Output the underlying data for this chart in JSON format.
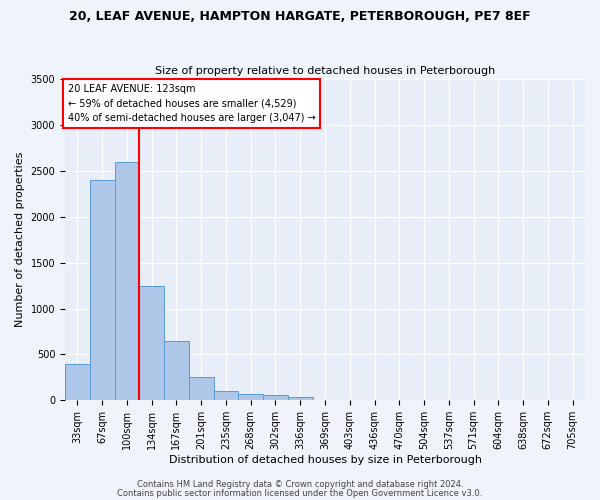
{
  "title1": "20, LEAF AVENUE, HAMPTON HARGATE, PETERBOROUGH, PE7 8EF",
  "title2": "Size of property relative to detached houses in Peterborough",
  "xlabel": "Distribution of detached houses by size in Peterborough",
  "ylabel": "Number of detached properties",
  "categories": [
    "33sqm",
    "67sqm",
    "100sqm",
    "134sqm",
    "167sqm",
    "201sqm",
    "235sqm",
    "268sqm",
    "302sqm",
    "336sqm",
    "369sqm",
    "403sqm",
    "436sqm",
    "470sqm",
    "504sqm",
    "537sqm",
    "571sqm",
    "604sqm",
    "638sqm",
    "672sqm",
    "705sqm"
  ],
  "values": [
    400,
    2400,
    2600,
    1250,
    650,
    250,
    100,
    70,
    60,
    40,
    0,
    0,
    0,
    0,
    0,
    0,
    0,
    0,
    0,
    0,
    0
  ],
  "bar_color": "#aec6e8",
  "bar_edge_color": "#5b9bd5",
  "red_line_index": 3,
  "ylim": [
    0,
    3500
  ],
  "yticks": [
    0,
    500,
    1000,
    1500,
    2000,
    2500,
    3000,
    3500
  ],
  "annotation_text": "20 LEAF AVENUE: 123sqm\n← 59% of detached houses are smaller (4,529)\n40% of semi-detached houses are larger (3,047) →",
  "footer1": "Contains HM Land Registry data © Crown copyright and database right 2024.",
  "footer2": "Contains public sector information licensed under the Open Government Licence v3.0.",
  "bg_color": "#f0f4fa",
  "plot_bg_color": "#e8eef8",
  "title1_fontsize": 9,
  "title2_fontsize": 8,
  "ylabel_fontsize": 8,
  "xlabel_fontsize": 8,
  "tick_fontsize": 7,
  "annotation_fontsize": 7,
  "footer_fontsize": 6
}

---

## REQUIRED WORK
Quote every line of the records above exactly; no picture is to be copied.

## THE RESULT
Output the underlying data for this chart in JSON format.
{
  "title1": "20, LEAF AVENUE, HAMPTON HARGATE, PETERBOROUGH, PE7 8EF",
  "title2": "Size of property relative to detached houses in Peterborough",
  "xlabel": "Distribution of detached houses by size in Peterborough",
  "ylabel": "Number of detached properties",
  "categories": [
    "33sqm",
    "67sqm",
    "100sqm",
    "134sqm",
    "167sqm",
    "201sqm",
    "235sqm",
    "268sqm",
    "302sqm",
    "336sqm",
    "369sqm",
    "403sqm",
    "436sqm",
    "470sqm",
    "504sqm",
    "537sqm",
    "571sqm",
    "604sqm",
    "638sqm",
    "672sqm",
    "705sqm"
  ],
  "values": [
    400,
    2400,
    2600,
    1250,
    650,
    250,
    100,
    70,
    60,
    40,
    0,
    0,
    0,
    0,
    0,
    0,
    0,
    0,
    0,
    0,
    0
  ],
  "bar_color": "#aec6e8",
  "bar_edge_color": "#5b9bd5",
  "red_line_index": 3,
  "ylim": [
    0,
    3500
  ],
  "yticks": [
    0,
    500,
    1000,
    1500,
    2000,
    2500,
    3000,
    3500
  ],
  "annotation_text": "20 LEAF AVENUE: 123sqm\n← 59% of detached houses are smaller (4,529)\n40% of semi-detached houses are larger (3,047) →",
  "footer1": "Contains HM Land Registry data © Crown copyright and database right 2024.",
  "footer2": "Contains public sector information licensed under the Open Government Licence v3.0.",
  "bg_color": "#f0f4fa",
  "plot_bg_color": "#e8eef8",
  "title1_fontsize": 9,
  "title2_fontsize": 8,
  "ylabel_fontsize": 8,
  "xlabel_fontsize": 8,
  "tick_fontsize": 7,
  "annotation_fontsize": 7,
  "footer_fontsize": 6
}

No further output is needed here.